> **What you are asked to do**
Reproduce the records below exactly as they appear.

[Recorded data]

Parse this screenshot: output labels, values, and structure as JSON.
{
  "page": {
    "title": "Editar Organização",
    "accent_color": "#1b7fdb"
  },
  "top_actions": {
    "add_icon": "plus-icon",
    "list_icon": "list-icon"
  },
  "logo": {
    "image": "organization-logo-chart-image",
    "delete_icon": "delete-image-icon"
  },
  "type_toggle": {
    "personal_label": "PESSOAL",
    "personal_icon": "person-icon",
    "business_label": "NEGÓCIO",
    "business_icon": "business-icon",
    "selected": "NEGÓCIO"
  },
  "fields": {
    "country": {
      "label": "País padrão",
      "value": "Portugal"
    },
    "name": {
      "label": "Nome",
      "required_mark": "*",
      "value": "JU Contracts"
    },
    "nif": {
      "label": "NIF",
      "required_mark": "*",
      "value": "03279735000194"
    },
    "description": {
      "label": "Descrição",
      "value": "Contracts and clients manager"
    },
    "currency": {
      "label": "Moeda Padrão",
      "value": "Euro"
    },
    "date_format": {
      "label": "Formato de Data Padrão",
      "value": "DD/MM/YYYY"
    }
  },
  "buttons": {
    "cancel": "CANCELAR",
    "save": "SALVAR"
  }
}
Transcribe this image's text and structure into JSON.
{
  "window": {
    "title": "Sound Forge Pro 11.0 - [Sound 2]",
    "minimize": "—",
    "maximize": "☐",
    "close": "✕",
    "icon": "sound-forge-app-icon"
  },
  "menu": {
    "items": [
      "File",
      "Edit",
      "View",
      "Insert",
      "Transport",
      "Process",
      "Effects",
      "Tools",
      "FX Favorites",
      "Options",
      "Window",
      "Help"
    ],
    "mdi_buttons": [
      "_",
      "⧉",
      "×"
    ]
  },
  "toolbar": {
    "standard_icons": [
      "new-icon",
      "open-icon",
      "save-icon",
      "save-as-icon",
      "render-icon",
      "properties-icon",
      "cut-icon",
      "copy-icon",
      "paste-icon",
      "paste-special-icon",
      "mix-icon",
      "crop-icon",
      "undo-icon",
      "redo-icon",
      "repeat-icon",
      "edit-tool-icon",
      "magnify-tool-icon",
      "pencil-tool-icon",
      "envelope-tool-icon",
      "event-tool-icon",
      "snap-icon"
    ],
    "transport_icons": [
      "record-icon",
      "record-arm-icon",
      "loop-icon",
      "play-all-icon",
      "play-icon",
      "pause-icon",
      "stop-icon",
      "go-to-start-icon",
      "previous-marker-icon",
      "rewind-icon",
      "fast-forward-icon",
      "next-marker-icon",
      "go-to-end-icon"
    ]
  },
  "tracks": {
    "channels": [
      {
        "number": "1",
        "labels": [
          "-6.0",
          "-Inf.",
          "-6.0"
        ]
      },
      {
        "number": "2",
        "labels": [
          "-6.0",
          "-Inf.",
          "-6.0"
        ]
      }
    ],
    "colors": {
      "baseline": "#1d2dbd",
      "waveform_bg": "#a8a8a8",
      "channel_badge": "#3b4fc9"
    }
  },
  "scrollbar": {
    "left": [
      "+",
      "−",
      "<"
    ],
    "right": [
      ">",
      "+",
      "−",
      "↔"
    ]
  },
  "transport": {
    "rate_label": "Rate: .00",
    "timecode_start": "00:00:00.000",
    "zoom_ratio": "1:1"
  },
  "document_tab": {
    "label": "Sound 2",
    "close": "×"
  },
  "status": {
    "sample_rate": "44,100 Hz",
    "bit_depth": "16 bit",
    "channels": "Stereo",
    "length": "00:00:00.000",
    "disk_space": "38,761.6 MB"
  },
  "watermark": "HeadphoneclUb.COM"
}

> **Correct result**
Parse this screenshot: output labels, values, and structure as JSON.
{
  "page": {
    "title": "Editar Organização",
    "accent_color": "#1b7fdb"
  },
  "top_actions": {
    "add_icon": "plus-icon",
    "list_icon": "list-icon"
  },
  "logo": {
    "image": "organization-logo-chart-image",
    "delete_icon": "delete-image-icon"
  },
  "type_toggle": {
    "personal_label": "PESSOAL",
    "personal_icon": "person-icon",
    "business_label": "NEGÓCIO",
    "business_icon": "business-icon",
    "selected": "NEGÓCIO"
  },
  "fields": {
    "country": {
      "label": "País padrão",
      "value": "Portugal"
    },
    "name": {
      "label": "Nome",
      "required_mark": "*",
      "value": "JU Contracts"
    },
    "nif": {
      "label": "NIF",
      "required_mark": "*",
      "value": "03279735000194"
    },
    "description": {
      "label": "Descrição",
      "value": "Contracts and clients manager"
    },
    "currency": {
      "label": "Moeda Padrão",
      "value": "Euro"
    },
    "date_format": {
      "label": "Formato de Data Padrão",
      "value": "DD/MM/YYYY"
    }
  },
  "buttons": {
    "cancel": "CANCELAR",
    "save": "SALVAR"
  }
}
Transcribe this image's text and structure into JSON.
{
  "window": {
    "title": "Sound Forge Pro 11.0 - [Sound 2]",
    "minimize": "—",
    "maximize": "☐",
    "close": "✕",
    "icon": "sound-forge-app-icon"
  },
  "menu": {
    "items": [
      "File",
      "Edit",
      "View",
      "Insert",
      "Transport",
      "Process",
      "Effects",
      "Tools",
      "FX Favorites",
      "Options",
      "Window",
      "Help"
    ],
    "mdi_buttons": [
      "_",
      "⧉",
      "×"
    ]
  },
  "toolbar": {
    "standard_icons": [
      "new-icon",
      "open-icon",
      "save-icon",
      "save-as-icon",
      "render-icon",
      "properties-icon",
      "cut-icon",
      "copy-icon",
      "paste-icon",
      "paste-special-icon",
      "mix-icon",
      "crop-icon",
      "undo-icon",
      "redo-icon",
      "repeat-icon",
      "edit-tool-icon",
      "magnify-tool-icon",
      "pencil-tool-icon",
      "envelope-tool-icon",
      "event-tool-icon",
      "snap-icon"
    ],
    "transport_icons": [
      "record-icon",
      "record-arm-icon",
      "loop-icon",
      "play-all-icon",
      "play-icon",
      "pause-icon",
      "stop-icon",
      "go-to-start-icon",
      "previous-marker-icon",
      "rewind-icon",
      "fast-forward-icon",
      "next-marker-icon",
      "go-to-end-icon"
    ]
  },
  "tracks": {
    "channels": [
      {
        "number": "1",
        "labels": [
          "-6.0",
          "-Inf.",
          "-6.0"
        ]
      },
      {
        "number": "2",
        "labels": [
          "-6.0",
          "-Inf.",
          "-6.0"
        ]
      }
    ],
    "colors": {
      "baseline": "#1d2dbd",
      "waveform_bg": "#a8a8a8",
      "channel_badge": "#3b4fc9"
    }
  },
  "scrollbar": {
    "left": [
      "+",
      "−",
      "<"
    ],
    "right": [
      ">",
      "+",
      "−",
      "↔"
    ]
  },
  "transport": {
    "rate_label": "Rate: .00",
    "timecode_start": "00:00:00.000",
    "zoom_ratio": "1:1"
  },
  "document_tab": {
    "label": "Sound 2",
    "close": "×"
  },
  "status": {
    "sample_rate": "44,100 Hz",
    "bit_depth": "16 bit",
    "channels": "Stereo",
    "length": "00:00:00.000",
    "disk_space": "38,761.6 MB"
  },
  "watermark": "HeadphoneclUb.COM"
}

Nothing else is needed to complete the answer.